## WORK REQUEST
The answer must be every line below that holds the word "representation".

## TASK MATERIAL

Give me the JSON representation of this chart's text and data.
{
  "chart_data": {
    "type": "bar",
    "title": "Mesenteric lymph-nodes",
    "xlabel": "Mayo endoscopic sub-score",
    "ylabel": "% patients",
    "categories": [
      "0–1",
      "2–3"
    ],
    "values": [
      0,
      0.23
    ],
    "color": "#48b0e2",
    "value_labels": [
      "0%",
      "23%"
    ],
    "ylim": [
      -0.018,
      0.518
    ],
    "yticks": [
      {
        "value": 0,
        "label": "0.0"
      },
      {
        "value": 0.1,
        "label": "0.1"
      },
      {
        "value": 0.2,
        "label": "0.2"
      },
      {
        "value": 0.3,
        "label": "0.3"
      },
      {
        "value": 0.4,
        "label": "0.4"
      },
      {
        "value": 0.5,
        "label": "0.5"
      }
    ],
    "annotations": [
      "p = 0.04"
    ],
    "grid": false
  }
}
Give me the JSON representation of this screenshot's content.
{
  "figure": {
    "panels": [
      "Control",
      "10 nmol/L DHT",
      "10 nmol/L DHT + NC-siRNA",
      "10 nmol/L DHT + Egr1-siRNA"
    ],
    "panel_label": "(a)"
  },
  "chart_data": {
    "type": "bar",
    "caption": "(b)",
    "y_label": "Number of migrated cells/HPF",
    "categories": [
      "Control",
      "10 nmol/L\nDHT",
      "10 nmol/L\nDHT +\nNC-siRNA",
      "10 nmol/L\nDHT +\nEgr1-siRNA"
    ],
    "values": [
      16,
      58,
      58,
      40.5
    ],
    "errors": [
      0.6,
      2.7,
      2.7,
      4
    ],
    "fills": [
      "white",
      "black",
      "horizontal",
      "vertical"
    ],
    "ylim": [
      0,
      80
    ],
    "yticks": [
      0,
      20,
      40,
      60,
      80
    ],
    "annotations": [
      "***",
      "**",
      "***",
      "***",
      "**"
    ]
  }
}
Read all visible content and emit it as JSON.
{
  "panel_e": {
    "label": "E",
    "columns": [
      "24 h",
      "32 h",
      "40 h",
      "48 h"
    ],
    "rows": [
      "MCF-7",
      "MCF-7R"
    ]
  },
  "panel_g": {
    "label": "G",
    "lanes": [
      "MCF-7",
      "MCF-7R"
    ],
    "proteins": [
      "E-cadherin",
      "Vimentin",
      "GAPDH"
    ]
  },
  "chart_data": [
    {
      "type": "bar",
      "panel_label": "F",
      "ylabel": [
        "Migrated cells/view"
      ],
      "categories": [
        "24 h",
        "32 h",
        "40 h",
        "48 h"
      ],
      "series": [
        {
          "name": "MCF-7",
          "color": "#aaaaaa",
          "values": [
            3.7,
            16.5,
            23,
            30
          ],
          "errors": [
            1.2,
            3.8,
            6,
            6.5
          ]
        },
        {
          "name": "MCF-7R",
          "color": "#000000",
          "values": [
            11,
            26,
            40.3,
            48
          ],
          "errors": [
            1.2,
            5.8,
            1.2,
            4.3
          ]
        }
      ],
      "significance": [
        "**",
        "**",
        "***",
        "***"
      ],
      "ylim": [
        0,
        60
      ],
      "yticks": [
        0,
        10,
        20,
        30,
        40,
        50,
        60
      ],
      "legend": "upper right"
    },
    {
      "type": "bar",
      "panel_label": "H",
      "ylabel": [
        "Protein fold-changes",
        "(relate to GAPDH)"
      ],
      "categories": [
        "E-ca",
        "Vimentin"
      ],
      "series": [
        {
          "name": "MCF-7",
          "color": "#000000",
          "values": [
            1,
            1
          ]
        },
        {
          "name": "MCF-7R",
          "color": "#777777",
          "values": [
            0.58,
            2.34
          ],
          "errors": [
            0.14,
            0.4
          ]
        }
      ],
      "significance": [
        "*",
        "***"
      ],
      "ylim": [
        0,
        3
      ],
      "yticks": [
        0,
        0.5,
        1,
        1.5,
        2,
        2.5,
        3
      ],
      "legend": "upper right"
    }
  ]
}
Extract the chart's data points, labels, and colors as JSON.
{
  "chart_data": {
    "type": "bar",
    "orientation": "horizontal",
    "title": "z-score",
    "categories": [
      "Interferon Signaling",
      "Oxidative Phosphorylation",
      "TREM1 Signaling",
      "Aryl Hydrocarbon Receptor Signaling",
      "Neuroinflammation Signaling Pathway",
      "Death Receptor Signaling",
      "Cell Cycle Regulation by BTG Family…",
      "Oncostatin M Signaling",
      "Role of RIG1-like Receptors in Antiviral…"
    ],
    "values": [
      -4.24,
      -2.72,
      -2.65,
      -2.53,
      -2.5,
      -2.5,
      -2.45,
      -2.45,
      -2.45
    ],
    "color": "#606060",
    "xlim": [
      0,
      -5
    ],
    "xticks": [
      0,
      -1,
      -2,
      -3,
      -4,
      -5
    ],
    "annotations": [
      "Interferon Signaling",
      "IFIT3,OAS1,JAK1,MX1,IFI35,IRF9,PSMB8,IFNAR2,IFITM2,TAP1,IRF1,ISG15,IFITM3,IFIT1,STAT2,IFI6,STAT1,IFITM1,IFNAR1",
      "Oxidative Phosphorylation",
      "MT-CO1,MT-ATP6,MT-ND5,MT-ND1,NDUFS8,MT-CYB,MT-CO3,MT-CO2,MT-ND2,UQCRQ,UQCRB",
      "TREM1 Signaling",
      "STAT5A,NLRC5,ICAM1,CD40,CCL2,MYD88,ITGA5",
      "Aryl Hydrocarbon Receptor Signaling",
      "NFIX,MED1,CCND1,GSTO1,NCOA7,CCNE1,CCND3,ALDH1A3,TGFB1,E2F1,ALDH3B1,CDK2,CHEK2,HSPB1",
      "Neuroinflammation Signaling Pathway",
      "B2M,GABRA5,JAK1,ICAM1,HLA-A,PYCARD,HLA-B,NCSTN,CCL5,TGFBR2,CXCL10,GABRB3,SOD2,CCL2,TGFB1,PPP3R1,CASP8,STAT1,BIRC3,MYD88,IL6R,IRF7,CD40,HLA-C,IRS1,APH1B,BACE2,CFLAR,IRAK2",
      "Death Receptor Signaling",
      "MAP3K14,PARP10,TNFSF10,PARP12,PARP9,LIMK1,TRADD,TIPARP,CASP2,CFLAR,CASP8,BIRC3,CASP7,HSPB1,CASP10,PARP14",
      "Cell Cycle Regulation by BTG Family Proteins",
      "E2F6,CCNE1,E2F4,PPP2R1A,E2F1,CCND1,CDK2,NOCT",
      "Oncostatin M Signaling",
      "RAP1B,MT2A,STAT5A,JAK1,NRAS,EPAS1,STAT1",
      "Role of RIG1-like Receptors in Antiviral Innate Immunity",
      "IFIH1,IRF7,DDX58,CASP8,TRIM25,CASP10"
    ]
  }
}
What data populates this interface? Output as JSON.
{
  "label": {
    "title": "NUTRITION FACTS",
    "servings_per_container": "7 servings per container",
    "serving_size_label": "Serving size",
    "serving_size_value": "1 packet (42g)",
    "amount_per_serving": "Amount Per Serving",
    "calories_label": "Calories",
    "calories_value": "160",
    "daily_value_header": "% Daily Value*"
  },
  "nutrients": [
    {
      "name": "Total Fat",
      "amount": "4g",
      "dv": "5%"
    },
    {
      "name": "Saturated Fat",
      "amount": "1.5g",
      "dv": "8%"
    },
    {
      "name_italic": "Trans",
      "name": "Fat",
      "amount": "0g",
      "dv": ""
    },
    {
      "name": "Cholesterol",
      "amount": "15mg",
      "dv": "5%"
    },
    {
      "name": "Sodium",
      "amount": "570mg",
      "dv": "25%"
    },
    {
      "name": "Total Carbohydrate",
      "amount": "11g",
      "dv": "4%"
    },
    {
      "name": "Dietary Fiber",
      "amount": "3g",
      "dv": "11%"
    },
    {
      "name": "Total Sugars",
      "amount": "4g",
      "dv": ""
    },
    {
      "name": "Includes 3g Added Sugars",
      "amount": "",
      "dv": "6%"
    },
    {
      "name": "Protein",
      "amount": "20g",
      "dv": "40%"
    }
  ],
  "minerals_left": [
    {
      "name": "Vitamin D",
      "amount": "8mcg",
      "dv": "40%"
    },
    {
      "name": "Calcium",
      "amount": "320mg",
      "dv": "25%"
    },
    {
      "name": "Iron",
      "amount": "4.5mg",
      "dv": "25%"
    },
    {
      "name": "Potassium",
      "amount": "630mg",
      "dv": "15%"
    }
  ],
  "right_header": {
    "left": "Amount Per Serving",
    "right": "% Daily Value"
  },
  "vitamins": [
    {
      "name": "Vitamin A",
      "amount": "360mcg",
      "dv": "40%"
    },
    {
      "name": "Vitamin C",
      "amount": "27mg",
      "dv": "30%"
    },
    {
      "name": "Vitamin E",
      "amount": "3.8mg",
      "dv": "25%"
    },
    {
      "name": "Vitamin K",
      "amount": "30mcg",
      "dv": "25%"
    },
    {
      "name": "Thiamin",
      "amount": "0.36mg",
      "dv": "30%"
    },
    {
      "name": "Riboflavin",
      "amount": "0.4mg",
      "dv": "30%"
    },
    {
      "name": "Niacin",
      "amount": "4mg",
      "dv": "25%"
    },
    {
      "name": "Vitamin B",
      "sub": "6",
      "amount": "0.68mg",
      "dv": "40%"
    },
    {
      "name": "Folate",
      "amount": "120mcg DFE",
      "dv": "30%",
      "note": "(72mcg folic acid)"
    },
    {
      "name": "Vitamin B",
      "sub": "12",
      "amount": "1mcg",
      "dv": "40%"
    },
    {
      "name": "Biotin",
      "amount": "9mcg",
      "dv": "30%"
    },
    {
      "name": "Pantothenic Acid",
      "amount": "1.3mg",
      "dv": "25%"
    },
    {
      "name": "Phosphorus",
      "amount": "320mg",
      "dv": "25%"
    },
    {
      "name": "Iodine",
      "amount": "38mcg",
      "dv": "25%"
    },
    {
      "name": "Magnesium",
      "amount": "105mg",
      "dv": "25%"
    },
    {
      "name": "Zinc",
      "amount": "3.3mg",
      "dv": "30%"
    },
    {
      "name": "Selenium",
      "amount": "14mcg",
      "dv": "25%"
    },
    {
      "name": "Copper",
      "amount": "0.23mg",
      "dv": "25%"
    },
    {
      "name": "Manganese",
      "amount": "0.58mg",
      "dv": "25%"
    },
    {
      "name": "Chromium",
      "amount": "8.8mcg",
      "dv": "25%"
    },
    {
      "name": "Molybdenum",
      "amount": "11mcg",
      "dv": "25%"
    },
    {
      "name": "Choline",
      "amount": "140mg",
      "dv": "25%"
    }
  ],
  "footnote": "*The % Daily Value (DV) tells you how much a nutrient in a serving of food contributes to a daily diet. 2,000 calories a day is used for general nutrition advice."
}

## THE ANSWER
Give me the JSON representation of this chart's text and data.
Give me the JSON representation of this screenshot's content.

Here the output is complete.